The records that follow must be repeated verbatim, every one of them.

#### Records shown

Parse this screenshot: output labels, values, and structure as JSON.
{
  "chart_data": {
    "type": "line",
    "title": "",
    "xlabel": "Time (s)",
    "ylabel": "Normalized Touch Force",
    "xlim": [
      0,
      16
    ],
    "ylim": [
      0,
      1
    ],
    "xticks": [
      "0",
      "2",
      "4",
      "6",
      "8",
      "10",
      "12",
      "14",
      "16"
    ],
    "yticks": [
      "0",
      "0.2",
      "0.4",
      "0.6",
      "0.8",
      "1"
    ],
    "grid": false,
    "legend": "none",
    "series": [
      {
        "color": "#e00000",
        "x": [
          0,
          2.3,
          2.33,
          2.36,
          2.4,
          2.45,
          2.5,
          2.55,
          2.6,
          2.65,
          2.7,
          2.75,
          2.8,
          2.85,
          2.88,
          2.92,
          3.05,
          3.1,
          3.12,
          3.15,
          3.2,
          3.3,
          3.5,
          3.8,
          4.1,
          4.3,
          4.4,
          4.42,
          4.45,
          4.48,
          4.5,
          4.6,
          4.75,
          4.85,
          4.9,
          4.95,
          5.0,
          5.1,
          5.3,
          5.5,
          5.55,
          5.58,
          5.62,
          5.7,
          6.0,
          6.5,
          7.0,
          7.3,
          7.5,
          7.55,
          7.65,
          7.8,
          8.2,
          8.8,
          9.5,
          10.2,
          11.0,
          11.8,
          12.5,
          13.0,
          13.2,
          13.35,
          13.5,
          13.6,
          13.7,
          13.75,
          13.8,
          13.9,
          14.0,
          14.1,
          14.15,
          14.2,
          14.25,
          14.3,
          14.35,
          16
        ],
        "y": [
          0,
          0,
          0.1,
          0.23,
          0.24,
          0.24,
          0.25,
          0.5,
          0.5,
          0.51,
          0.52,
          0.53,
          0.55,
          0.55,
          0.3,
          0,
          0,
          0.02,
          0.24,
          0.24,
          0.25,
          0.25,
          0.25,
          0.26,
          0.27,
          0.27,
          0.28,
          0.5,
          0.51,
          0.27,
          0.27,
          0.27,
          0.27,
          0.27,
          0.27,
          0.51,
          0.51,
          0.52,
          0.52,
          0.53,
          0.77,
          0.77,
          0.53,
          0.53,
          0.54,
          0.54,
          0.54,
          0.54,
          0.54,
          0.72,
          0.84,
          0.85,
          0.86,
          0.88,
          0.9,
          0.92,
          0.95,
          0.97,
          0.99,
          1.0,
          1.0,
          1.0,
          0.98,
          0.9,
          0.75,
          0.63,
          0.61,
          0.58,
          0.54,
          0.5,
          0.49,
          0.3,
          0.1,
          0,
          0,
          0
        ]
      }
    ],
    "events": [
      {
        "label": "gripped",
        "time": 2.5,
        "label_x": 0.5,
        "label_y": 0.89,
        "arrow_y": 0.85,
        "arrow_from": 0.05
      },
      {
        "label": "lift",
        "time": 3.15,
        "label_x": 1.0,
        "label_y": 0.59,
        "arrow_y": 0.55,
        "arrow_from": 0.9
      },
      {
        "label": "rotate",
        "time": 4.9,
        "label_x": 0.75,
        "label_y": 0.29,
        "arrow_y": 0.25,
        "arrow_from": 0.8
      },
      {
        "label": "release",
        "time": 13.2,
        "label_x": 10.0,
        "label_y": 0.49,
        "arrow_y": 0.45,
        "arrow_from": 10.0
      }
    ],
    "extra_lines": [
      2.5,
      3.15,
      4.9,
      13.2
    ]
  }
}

########

Written response =
Parse this screenshot: output labels, values, and structure as JSON.
{
  "chart_data": {
    "type": "line",
    "title": "",
    "xlabel": "Time (s)",
    "ylabel": "Normalized Touch Force",
    "xlim": [
      0,
      16
    ],
    "ylim": [
      0,
      1
    ],
    "xticks": [
      "0",
      "2",
      "4",
      "6",
      "8",
      "10",
      "12",
      "14",
      "16"
    ],
    "yticks": [
      "0",
      "0.2",
      "0.4",
      "0.6",
      "0.8",
      "1"
    ],
    "grid": false,
    "legend": "none",
    "series": [
      {
        "color": "#e00000",
        "x": [
          0,
          2.3,
          2.33,
          2.36,
          2.4,
          2.45,
          2.5,
          2.55,
          2.6,
          2.65,
          2.7,
          2.75,
          2.8,
          2.85,
          2.88,
          2.92,
          3.05,
          3.1,
          3.12,
          3.15,
          3.2,
          3.3,
          3.5,
          3.8,
          4.1,
          4.3,
          4.4,
          4.42,
          4.45,
          4.48,
          4.5,
          4.6,
          4.75,
          4.85,
          4.9,
          4.95,
          5.0,
          5.1,
          5.3,
          5.5,
          5.55,
          5.58,
          5.62,
          5.7,
          6.0,
          6.5,
          7.0,
          7.3,
          7.5,
          7.55,
          7.65,
          7.8,
          8.2,
          8.8,
          9.5,
          10.2,
          11.0,
          11.8,
          12.5,
          13.0,
          13.2,
          13.35,
          13.5,
          13.6,
          13.7,
          13.75,
          13.8,
          13.9,
          14.0,
          14.1,
          14.15,
          14.2,
          14.25,
          14.3,
          14.35,
          16
        ],
        "y": [
          0,
          0,
          0.1,
          0.23,
          0.24,
          0.24,
          0.25,
          0.5,
          0.5,
          0.51,
          0.52,
          0.53,
          0.55,
          0.55,
          0.3,
          0,
          0,
          0.02,
          0.24,
          0.24,
          0.25,
          0.25,
          0.25,
          0.26,
          0.27,
          0.27,
          0.28,
          0.5,
          0.51,
          0.27,
          0.27,
          0.27,
          0.27,
          0.27,
          0.27,
          0.51,
          0.51,
          0.52,
          0.52,
          0.53,
          0.77,
          0.77,
          0.53,
          0.53,
          0.54,
          0.54,
          0.54,
          0.54,
          0.54,
          0.72,
          0.84,
          0.85,
          0.86,
          0.88,
          0.9,
          0.92,
          0.95,
          0.97,
          0.99,
          1.0,
          1.0,
          1.0,
          0.98,
          0.9,
          0.75,
          0.63,
          0.61,
          0.58,
          0.54,
          0.5,
          0.49,
          0.3,
          0.1,
          0,
          0,
          0
        ]
      }
    ],
    "events": [
      {
        "label": "gripped",
        "time": 2.5,
        "label_x": 0.5,
        "label_y": 0.89,
        "arrow_y": 0.85,
        "arrow_from": 0.05
      },
      {
        "label": "lift",
        "time": 3.15,
        "label_x": 1.0,
        "label_y": 0.59,
        "arrow_y": 0.55,
        "arrow_from": 0.9
      },
      {
        "label": "rotate",
        "time": 4.9,
        "label_x": 0.75,
        "label_y": 0.29,
        "arrow_y": 0.25,
        "arrow_from": 0.8
      },
      {
        "label": "release",
        "time": 13.2,
        "label_x": 10.0,
        "label_y": 0.49,
        "arrow_y": 0.45,
        "arrow_from": 10.0
      }
    ],
    "extra_lines": [
      2.5,
      3.15,
      4.9,
      13.2
    ]
  }
}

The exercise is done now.